Entrevista:O Estado inteligente

quarta-feira, agosto 15, 2007

O medo voltou e é bem-vindo



Artigo - MARTIN WOLF, COLUNISTA DO "FINANCIAL TIMES"
Folha de S. Paulo
15/8/2007

"Em determinadas épocas, muita gente estúpida tem muito dinheiro estúpido. ... A intervalos ... o dinheiro dessa gente -o capital cego do país, como o chamamos- é especialmente volumoso e ganancioso; ele busca alguém para devorá-lo, e há uma "pletora"; ele encontra alguém, e há "especulação"; ele é devorado, e há "pânico"."
Walter Bagehot

O PÂNICO vem depois do exagero assim como a noite segue o dia. O grande economista e jornalista do século 19 Walter Bagehot sabia disso melhor que ninguém. Sua obra-prima, "Lombard Street", é dedicada a esse fenômeno. Também é dedicada a como os bancos centrais deveriam lidar com suas conseqüências.
^^^^
→ Tarefas:
a) De acordo com o trecho do documento, qual é a obra-prima de Walter Bagehot dedicada ao pânico que vem depois do exagero?
b) Liste todas as palavras que aparecem entre aspas dentro da citação de Walter Bagehot no trecho do documento.
As linhas seguintes provêm de outra fonte.
^^^^
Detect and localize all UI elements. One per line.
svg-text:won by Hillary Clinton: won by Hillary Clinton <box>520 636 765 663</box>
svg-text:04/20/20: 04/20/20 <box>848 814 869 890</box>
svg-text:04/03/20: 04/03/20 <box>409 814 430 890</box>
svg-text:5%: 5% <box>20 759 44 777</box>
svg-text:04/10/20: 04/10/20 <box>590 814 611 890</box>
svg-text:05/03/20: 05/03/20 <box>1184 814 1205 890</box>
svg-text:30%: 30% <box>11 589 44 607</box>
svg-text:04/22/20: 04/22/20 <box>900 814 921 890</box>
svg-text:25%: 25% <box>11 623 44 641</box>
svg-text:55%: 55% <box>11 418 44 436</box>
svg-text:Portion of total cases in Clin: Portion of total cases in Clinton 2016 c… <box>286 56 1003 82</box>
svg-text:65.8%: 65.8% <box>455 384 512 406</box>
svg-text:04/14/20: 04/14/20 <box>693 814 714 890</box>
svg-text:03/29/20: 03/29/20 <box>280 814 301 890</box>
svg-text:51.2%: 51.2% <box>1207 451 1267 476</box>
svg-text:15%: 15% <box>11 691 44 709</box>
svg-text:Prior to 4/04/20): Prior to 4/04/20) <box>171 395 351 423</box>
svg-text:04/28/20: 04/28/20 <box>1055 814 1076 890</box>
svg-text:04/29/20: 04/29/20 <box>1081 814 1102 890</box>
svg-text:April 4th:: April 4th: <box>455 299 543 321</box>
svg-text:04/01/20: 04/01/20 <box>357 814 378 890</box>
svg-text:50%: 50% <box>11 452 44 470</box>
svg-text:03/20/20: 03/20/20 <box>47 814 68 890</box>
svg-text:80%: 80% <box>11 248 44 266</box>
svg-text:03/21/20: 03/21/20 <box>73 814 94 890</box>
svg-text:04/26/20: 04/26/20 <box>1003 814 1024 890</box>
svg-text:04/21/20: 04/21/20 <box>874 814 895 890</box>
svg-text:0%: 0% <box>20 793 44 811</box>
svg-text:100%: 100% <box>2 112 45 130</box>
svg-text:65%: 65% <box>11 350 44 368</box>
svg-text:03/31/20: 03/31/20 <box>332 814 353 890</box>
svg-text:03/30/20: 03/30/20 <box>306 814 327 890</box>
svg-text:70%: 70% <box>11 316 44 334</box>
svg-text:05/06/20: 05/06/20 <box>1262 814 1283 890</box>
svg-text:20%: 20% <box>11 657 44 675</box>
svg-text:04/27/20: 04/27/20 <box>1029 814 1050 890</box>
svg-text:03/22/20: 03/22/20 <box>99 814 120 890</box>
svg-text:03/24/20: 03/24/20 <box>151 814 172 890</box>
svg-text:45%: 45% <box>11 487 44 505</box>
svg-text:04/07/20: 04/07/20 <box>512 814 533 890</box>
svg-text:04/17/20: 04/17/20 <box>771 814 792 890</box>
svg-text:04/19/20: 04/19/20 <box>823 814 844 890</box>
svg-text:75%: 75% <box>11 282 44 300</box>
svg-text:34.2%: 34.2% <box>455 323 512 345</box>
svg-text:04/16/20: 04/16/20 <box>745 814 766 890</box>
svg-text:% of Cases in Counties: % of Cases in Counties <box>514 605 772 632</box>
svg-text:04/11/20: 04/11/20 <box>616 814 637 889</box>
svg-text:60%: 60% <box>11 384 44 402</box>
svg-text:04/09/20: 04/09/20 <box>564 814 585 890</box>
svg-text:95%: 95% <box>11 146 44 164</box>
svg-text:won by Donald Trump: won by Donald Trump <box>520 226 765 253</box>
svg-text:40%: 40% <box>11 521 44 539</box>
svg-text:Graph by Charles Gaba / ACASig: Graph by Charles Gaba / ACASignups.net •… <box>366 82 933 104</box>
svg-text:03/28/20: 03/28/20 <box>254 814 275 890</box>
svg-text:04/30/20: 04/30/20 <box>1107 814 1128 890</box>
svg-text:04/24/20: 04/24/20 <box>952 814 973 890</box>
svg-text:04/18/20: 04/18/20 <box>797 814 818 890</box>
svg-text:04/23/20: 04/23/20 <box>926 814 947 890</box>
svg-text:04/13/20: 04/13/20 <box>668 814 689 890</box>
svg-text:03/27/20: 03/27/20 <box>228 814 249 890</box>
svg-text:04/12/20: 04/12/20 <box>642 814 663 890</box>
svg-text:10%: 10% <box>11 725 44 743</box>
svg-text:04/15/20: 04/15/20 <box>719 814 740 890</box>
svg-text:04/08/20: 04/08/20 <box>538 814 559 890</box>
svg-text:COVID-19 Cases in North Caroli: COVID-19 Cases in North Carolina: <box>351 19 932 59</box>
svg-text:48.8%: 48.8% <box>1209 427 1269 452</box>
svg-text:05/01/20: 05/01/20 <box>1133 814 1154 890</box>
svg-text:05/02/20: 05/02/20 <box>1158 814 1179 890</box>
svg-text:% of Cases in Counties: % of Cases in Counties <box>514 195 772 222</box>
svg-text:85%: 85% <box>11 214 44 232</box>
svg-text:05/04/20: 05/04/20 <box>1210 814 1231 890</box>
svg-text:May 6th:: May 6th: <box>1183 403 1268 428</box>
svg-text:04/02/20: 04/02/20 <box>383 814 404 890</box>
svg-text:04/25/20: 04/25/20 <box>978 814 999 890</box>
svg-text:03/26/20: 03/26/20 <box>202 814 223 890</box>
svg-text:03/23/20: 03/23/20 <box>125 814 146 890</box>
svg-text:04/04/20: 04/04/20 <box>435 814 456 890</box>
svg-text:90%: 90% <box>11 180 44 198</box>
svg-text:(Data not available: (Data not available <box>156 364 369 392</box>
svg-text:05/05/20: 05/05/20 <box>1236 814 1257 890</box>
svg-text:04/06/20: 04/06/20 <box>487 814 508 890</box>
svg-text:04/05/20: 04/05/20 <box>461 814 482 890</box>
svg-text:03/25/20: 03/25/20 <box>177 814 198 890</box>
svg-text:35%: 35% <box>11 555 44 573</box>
^^^^
→ Respostas:
a) "Lombard Street".

b) pletora, especulação, pânico